Omit every picture, then give all the entries again exactly.
+++ Extracted data +++
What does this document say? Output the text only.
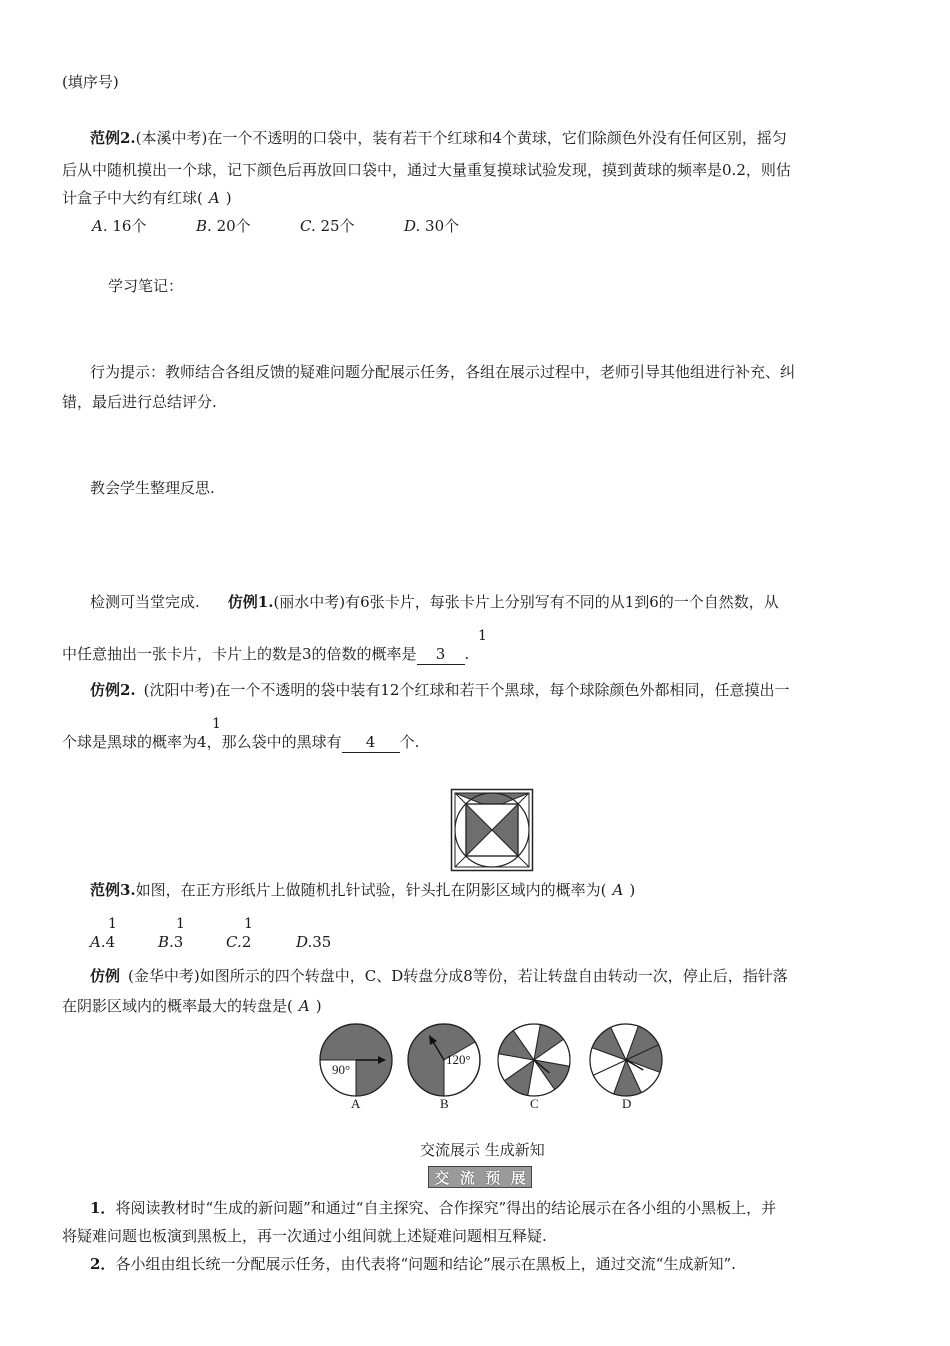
(填序号)
范例2.(本溪中考)在一个不透明的口袋中，装有若干个红球和4个黄球，它们除颜色外没有任何区别，摇匀
后从中随机摸出一个球，记下颜色后再放回口袋中，通过大量重复摸球试验发现，摸到黄球的频率是0.2，则估
计盒子中大约有红球( A )
A. 16个	B. 20个	C. 25个	D. 30个
学习笔记：
行为提示：教师结合各组反馈的疑难问题分配展示任务，各组在展示过程中，老师引导其他组进行补充、纠
错，最后进行总结评分.
教会学生整理反思.
检测可当堂完成. 仿例1.(丽水中考)有6张卡片，每张卡片上分别写有不同的从1到6的一个自然数，从
1
中任意抽出一张卡片，卡片上的数是3的倍数的概率是 3 .
仿例2. (沈阳中考)在一个不透明的袋中装有12个红球和若干个黑球，每个球除颜色外都相同，任意摸出一
1
个球是黑球的概率为4，那么袋中的黑球有 4 个.
范例3.如图，在正方形纸片上做随机扎针试验，针头扎在阴影区域内的概率为( A )
1
A.4
1
B.3
1
C.2	D.35
仿例 (金华中考)如图所示的四个转盘中，C、D转盘分成8等份，若让转盘自由转动一次，停止后，指针落
在阴影区域内的概率最大的转盘是( A )
90°
120°
A	B	C	D
交流展示 生成新知
交 流 预 展
1．将阅读教材时“生成的新问题”和通过“自主探究、合作探究”得出的结论展示在各小组的小黑板上，并
将疑难问题也板演到黑板上，再一次通过小组间就上述疑难问题相互释疑.
2．各小组由组长统一分配展示任务，由代表将“问题和结论”展示在黑板上，通过交流“生成新知”.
+++
The solution:
What does this document say? Output the text only.
(填序号)
范例2.(本溪中考)在一个不透明的口袋中，装有若干个红球和4个黄球，它们除颜色外没有任何区别，摇匀
后从中随机摸出一个球，记下颜色后再放回口袋中，通过大量重复摸球试验发现，摸到黄球的频率是0.2，则估
计盒子中大约有红球( A )
A. 16个	B. 20个	C. 25个	D. 30个
学习笔记：
行为提示：教师结合各组反馈的疑难问题分配展示任务，各组在展示过程中，老师引导其他组进行补充、纠
错，最后进行总结评分.
教会学生整理反思.
检测可当堂完成. 仿例1.(丽水中考)有6张卡片，每张卡片上分别写有不同的从1到6的一个自然数，从
1
中任意抽出一张卡片，卡片上的数是3的倍数的概率是 3 .
仿例2. (沈阳中考)在一个不透明的袋中装有12个红球和若干个黑球，每个球除颜色外都相同，任意摸出一
1
个球是黑球的概率为4，那么袋中的黑球有 4 个.
范例3.如图，在正方形纸片上做随机扎针试验，针头扎在阴影区域内的概率为( A )
1
A.4
1
B.3
1
C.2	D.35
仿例 (金华中考)如图所示的四个转盘中，C、D转盘分成8等份，若让转盘自由转动一次，停止后，指针落
在阴影区域内的概率最大的转盘是( A )
90°
120°
A	B	C	D
交流展示 生成新知
交 流 预 展
1．将阅读教材时“生成的新问题”和通过“自主探究、合作探究”得出的结论展示在各小组的小黑板上，并
将疑难问题也板演到黑板上，再一次通过小组间就上述疑难问题相互释疑.
2．各小组由组长统一分配展示任务，由代表将“问题和结论”展示在黑板上，通过交流“生成新知”.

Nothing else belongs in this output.